**Provided entries**
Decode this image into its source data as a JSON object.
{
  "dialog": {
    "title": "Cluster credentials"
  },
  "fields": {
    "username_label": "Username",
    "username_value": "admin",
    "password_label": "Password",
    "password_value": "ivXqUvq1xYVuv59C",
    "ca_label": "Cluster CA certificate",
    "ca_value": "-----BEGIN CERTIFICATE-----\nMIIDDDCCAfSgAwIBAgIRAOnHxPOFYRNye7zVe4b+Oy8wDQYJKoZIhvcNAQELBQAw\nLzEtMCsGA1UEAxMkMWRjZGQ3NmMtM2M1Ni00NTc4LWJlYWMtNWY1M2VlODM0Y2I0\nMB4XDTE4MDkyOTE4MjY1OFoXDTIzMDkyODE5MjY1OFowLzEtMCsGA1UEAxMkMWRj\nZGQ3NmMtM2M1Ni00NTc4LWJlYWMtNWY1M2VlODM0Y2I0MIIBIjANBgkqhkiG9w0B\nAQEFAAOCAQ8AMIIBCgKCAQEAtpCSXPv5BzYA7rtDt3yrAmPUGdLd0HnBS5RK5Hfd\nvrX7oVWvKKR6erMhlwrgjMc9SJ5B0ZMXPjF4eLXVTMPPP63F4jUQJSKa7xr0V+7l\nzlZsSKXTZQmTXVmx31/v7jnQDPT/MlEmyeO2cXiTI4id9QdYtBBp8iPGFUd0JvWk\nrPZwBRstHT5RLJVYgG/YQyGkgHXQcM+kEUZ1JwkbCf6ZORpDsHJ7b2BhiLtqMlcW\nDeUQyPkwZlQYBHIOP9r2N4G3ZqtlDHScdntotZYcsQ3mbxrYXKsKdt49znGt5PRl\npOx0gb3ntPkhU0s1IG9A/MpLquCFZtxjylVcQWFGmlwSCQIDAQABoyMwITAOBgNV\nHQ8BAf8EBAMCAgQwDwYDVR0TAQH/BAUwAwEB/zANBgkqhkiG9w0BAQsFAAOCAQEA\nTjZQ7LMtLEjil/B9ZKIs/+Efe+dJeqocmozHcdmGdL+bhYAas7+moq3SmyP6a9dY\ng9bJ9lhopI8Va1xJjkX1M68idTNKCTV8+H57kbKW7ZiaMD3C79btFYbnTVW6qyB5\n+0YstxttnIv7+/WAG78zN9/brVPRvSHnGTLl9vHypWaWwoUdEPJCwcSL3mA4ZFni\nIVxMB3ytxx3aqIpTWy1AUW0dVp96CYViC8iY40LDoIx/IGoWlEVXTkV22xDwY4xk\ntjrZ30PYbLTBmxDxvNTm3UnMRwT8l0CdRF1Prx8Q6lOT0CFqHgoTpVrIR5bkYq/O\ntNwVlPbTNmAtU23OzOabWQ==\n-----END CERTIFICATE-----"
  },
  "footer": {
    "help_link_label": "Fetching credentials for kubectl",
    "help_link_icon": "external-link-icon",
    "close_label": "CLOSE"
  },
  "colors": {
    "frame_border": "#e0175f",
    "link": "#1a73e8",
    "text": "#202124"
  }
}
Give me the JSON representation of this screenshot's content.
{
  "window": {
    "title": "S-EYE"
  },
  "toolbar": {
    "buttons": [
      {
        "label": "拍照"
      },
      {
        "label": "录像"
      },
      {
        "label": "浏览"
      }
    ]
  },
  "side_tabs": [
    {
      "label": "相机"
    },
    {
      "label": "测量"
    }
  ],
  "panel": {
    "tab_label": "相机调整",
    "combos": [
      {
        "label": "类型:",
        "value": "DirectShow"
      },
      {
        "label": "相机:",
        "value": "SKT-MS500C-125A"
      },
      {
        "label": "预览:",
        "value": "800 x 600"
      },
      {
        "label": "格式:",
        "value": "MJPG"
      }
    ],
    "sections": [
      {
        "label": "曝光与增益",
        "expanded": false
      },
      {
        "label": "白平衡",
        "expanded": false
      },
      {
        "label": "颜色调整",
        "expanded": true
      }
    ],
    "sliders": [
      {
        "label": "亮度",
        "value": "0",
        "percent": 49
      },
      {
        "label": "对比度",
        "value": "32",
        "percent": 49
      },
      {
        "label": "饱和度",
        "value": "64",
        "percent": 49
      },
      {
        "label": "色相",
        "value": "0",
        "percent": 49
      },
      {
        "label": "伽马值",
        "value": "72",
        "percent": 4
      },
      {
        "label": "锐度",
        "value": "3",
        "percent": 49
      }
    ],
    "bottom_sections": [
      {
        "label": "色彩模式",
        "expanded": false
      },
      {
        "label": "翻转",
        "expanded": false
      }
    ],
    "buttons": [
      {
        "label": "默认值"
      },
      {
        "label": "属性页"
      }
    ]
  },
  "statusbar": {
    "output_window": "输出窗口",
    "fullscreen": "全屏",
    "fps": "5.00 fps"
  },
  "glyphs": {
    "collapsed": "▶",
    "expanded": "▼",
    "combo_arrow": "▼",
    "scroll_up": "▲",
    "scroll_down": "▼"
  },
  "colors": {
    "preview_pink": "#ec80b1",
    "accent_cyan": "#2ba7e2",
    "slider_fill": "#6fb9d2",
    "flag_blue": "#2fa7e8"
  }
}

**Required task**
Using the data above, reproduce every line exactly.

**Output below**
Decode this image into its source data as a JSON object.
{
  "dialog": {
    "title": "Cluster credentials"
  },
  "fields": {
    "username_label": "Username",
    "username_value": "admin",
    "password_label": "Password",
    "password_value": "ivXqUvq1xYVuv59C",
    "ca_label": "Cluster CA certificate",
    "ca_value": "-----BEGIN CERTIFICATE-----\nMIIDDDCCAfSgAwIBAgIRAOnHxPOFYRNye7zVe4b+Oy8wDQYJKoZIhvcNAQELBQAw\nLzEtMCsGA1UEAxMkMWRjZGQ3NmMtM2M1Ni00NTc4LWJlYWMtNWY1M2VlODM0Y2I0\nMB4XDTE4MDkyOTE4MjY1OFoXDTIzMDkyODE5MjY1OFowLzEtMCsGA1UEAxMkMWRj\nZGQ3NmMtM2M1Ni00NTc4LWJlYWMtNWY1M2VlODM0Y2I0MIIBIjANBgkqhkiG9w0B\nAQEFAAOCAQ8AMIIBCgKCAQEAtpCSXPv5BzYA7rtDt3yrAmPUGdLd0HnBS5RK5Hfd\nvrX7oVWvKKR6erMhlwrgjMc9SJ5B0ZMXPjF4eLXVTMPPP63F4jUQJSKa7xr0V+7l\nzlZsSKXTZQmTXVmx31/v7jnQDPT/MlEmyeO2cXiTI4id9QdYtBBp8iPGFUd0JvWk\nrPZwBRstHT5RLJVYgG/YQyGkgHXQcM+kEUZ1JwkbCf6ZORpDsHJ7b2BhiLtqMlcW\nDeUQyPkwZlQYBHIOP9r2N4G3ZqtlDHScdntotZYcsQ3mbxrYXKsKdt49znGt5PRl\npOx0gb3ntPkhU0s1IG9A/MpLquCFZtxjylVcQWFGmlwSCQIDAQABoyMwITAOBgNV\nHQ8BAf8EBAMCAgQwDwYDVR0TAQH/BAUwAwEB/zANBgkqhkiG9w0BAQsFAAOCAQEA\nTjZQ7LMtLEjil/B9ZKIs/+Efe+dJeqocmozHcdmGdL+bhYAas7+moq3SmyP6a9dY\ng9bJ9lhopI8Va1xJjkX1M68idTNKCTV8+H57kbKW7ZiaMD3C79btFYbnTVW6qyB5\n+0YstxttnIv7+/WAG78zN9/brVPRvSHnGTLl9vHypWaWwoUdEPJCwcSL3mA4ZFni\nIVxMB3ytxx3aqIpTWy1AUW0dVp96CYViC8iY40LDoIx/IGoWlEVXTkV22xDwY4xk\ntjrZ30PYbLTBmxDxvNTm3UnMRwT8l0CdRF1Prx8Q6lOT0CFqHgoTpVrIR5bkYq/O\ntNwVlPbTNmAtU23OzOabWQ==\n-----END CERTIFICATE-----"
  },
  "footer": {
    "help_link_label": "Fetching credentials for kubectl",
    "help_link_icon": "external-link-icon",
    "close_label": "CLOSE"
  },
  "colors": {
    "frame_border": "#e0175f",
    "link": "#1a73e8",
    "text": "#202124"
  }
}
Give me the JSON representation of this screenshot's content.
{
  "window": {
    "title": "S-EYE"
  },
  "toolbar": {
    "buttons": [
      {
        "label": "拍照"
      },
      {
        "label": "录像"
      },
      {
        "label": "浏览"
      }
    ]
  },
  "side_tabs": [
    {
      "label": "相机"
    },
    {
      "label": "测量"
    }
  ],
  "panel": {
    "tab_label": "相机调整",
    "combos": [
      {
        "label": "类型:",
        "value": "DirectShow"
      },
      {
        "label": "相机:",
        "value": "SKT-MS500C-125A"
      },
      {
        "label": "预览:",
        "value": "800 x 600"
      },
      {
        "label": "格式:",
        "value": "MJPG"
      }
    ],
    "sections": [
      {
        "label": "曝光与增益",
        "expanded": false
      },
      {
        "label": "白平衡",
        "expanded": false
      },
      {
        "label": "颜色调整",
        "expanded": true
      }
    ],
    "sliders": [
      {
        "label": "亮度",
        "value": "0",
        "percent": 49
      },
      {
        "label": "对比度",
        "value": "32",
        "percent": 49
      },
      {
        "label": "饱和度",
        "value": "64",
        "percent": 49
      },
      {
        "label": "色相",
        "value": "0",
        "percent": 49
      },
      {
        "label": "伽马值",
        "value": "72",
        "percent": 4
      },
      {
        "label": "锐度",
        "value": "3",
        "percent": 49
      }
    ],
    "bottom_sections": [
      {
        "label": "色彩模式",
        "expanded": false
      },
      {
        "label": "翻转",
        "expanded": false
      }
    ],
    "buttons": [
      {
        "label": "默认值"
      },
      {
        "label": "属性页"
      }
    ]
  },
  "statusbar": {
    "output_window": "输出窗口",
    "fullscreen": "全屏",
    "fps": "5.00 fps"
  },
  "glyphs": {
    "collapsed": "▶",
    "expanded": "▼",
    "combo_arrow": "▼",
    "scroll_up": "▲",
    "scroll_down": "▼"
  },
  "colors": {
    "preview_pink": "#ec80b1",
    "accent_cyan": "#2ba7e2",
    "slider_fill": "#6fb9d2",
    "flag_blue": "#2fa7e8"
  }
}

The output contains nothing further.